* _Required work_:
• a. In the passage on past CO2 levels, during which two periods were the highest steady-state CO2 values of the last 420 million years reached?
• b. Extend the passage on past CO2 levels, picking up after its final sentence.

* _Source passage_:
┏━━
The 134 million year time span of the Jurassic and Cretaceous had several hothouse episodes and several cooler episodes, with CO2 varying from about 600ppm to about 1500ppm accordingly, but it was not a time of glaciation (Witkowski et al. 2018). In the last 420 million years, the highest steady-state CO2 values of about 2,000ppm were reached during the Devonian (~400 million years ago) and in the Triassic (220–200 million years ago) (Foster et al. 2017).

CO2 shocks

CO2 jumped to higher levels in specific, geologically-abrupt (over tens to hundreds of millennia) warming events associated with massive output of volcanic CO2 and metamorphic methane from Large Igneous Provinces. These sometimes triggered mass extinctions, such as at the end-Permian (when CO2 rose from about 420ppm to about 2,500ppm in roughly 75,000 years (Wu et al. 2021), the end-Triassic, Toarcian, and similar events like the PETM (56 million years ago when CO2 rose from about 900ppm to about 2,200ppm over some 50,000 years and temperatures rose about 5ºC (Gutjahr et al. 2017).

Analysis of past abrupt climate changes finds that major mass extinctions happen when the climate warms (or cools) by more than 5.2ºC at a rate that exceeds 10ºC per million years (Song et al. 2021).
┗━━
* _Supplied data_:
┏━━
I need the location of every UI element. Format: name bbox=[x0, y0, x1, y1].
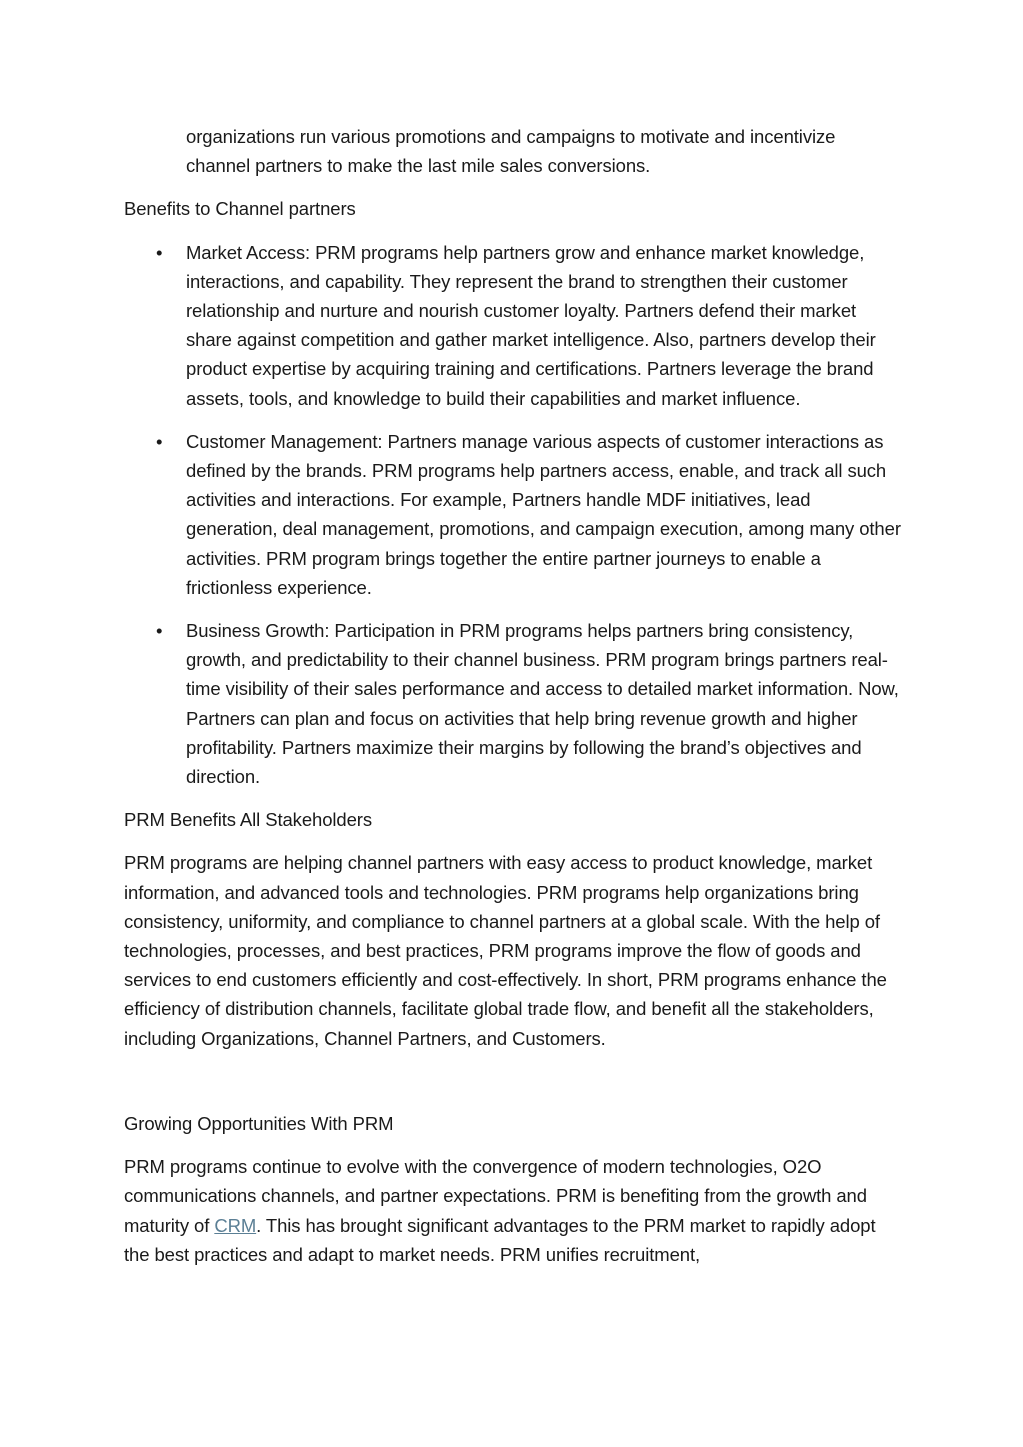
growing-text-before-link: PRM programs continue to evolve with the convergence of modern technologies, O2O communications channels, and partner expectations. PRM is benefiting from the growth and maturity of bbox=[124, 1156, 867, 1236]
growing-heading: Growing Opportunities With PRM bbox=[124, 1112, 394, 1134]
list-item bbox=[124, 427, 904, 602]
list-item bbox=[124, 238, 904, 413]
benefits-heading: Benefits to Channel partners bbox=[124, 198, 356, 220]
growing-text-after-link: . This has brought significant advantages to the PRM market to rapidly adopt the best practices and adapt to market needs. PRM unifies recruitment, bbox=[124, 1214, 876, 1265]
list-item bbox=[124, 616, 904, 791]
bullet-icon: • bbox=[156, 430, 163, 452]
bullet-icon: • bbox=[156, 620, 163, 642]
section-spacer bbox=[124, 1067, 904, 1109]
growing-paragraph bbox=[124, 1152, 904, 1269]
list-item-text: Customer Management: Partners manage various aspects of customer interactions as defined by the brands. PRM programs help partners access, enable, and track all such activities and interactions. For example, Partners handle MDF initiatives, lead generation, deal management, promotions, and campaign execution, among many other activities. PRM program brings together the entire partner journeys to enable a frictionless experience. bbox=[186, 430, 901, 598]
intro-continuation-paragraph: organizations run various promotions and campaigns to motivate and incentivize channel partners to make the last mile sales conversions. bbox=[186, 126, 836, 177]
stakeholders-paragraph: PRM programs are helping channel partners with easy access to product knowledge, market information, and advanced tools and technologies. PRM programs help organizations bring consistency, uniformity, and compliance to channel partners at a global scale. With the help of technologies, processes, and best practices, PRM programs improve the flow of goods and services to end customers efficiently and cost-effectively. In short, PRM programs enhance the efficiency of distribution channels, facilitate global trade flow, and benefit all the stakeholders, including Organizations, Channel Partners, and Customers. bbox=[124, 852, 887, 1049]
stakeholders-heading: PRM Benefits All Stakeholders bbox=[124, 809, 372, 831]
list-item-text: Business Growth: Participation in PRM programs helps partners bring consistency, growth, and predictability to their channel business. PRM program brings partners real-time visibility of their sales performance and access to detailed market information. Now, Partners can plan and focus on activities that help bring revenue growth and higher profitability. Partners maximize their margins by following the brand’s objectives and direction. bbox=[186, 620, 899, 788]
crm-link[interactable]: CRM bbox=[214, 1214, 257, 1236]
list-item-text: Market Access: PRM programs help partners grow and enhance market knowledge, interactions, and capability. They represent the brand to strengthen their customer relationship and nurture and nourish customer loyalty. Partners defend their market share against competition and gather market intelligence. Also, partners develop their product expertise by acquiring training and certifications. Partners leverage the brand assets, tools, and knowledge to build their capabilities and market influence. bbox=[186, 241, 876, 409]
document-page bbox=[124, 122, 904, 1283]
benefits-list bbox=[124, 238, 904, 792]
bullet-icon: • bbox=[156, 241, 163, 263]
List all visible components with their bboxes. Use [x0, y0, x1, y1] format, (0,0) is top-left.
┗━━
* _Exercise answers_:
• a. The Devonian (about 400 million years ago) and the Triassic (220–200 million years ago).

• b.
Preventing a runaway climate – the rock weathering thermostat

Earth’s long-term climate (over millions of years) is governed by the balance between CO2 emitted into the atmosphere by volcanoes, and CO2 removed from the atmosphere by weathering of rocks (Kasting 2019). These chemical reactions speed up in warmer climates, removing more carbon from the atmosphere and preventing long-term runaway warming (a negative feedback). Conversely, the reactions slow in cooler temperatures, reducing CO2-removal from the atmosphere, generally preventing runaway cooling.

This “weathering thermostat” has kept Earth’s climate habitable for 4 billion years, but it works on about a hundred-thousand-year timeframe, so it can be outpaced by abrupt greenhouse gas releases (e.g. end-Permian mass extinction, see above), or removals (e.g. “snowball Earth” episodes, see below).

Weird early Earth climates

Earth’s atmosphere has evolved through deep time, and some of those changes early in Earth’s history triggered dramatic climate shifts.

Snowball Earth episodes 717, 640 and 580 million years ago

Map of “Snowball Earth” about 640 million years ago. Modified with permission from  Scotese 2009

Figure 2: Map of “Snowball Earth” about 640 million years ago. Modified with permission from  Scotese 2009.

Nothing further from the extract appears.